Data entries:
----------------
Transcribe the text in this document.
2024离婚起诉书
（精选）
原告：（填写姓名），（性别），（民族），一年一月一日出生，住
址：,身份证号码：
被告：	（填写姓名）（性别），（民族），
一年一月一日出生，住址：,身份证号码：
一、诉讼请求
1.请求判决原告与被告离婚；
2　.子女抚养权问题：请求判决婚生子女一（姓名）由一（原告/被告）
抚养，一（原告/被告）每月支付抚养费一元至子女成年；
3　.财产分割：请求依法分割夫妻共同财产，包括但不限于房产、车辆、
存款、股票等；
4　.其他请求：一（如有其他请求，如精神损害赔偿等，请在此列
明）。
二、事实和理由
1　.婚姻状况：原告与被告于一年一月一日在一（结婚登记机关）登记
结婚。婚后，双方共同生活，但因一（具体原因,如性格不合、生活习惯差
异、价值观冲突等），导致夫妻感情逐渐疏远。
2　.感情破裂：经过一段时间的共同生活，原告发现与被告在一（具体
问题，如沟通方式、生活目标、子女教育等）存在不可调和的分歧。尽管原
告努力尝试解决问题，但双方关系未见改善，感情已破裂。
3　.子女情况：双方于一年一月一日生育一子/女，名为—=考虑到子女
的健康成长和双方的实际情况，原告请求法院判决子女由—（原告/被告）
----------------
## Aim of the exercise:
Every record shown above should be written out again exactly.

## The output:
Transcribe the text in this document.
2024离婚起诉书
（精选）
原告：（填写姓名），（性别），（民族），一年一月一日出生，住
址：,身份证号码：
被告：	（填写姓名）（性别），（民族），
一年一月一日出生，住址：,身份证号码：
一、诉讼请求
1.请求判决原告与被告离婚；
2　.子女抚养权问题：请求判决婚生子女一（姓名）由一（原告/被告）
抚养，一（原告/被告）每月支付抚养费一元至子女成年；
3　.财产分割：请求依法分割夫妻共同财产，包括但不限于房产、车辆、
存款、股票等；
4　.其他请求：一（如有其他请求，如精神损害赔偿等，请在此列
明）。
二、事实和理由
1　.婚姻状况：原告与被告于一年一月一日在一（结婚登记机关）登记
结婚。婚后，双方共同生活，但因一（具体原因,如性格不合、生活习惯差
异、价值观冲突等），导致夫妻感情逐渐疏远。
2　.感情破裂：经过一段时间的共同生活，原告发现与被告在一（具体
问题，如沟通方式、生活目标、子女教育等）存在不可调和的分歧。尽管原
告努力尝试解决问题，但双方关系未见改善，感情已破裂。
3　.子女情况：双方于一年一月一日生育一子/女，名为—=考虑到子女
的健康成长和双方的实际情况，原告请求法院判决子女由—（原告/被告）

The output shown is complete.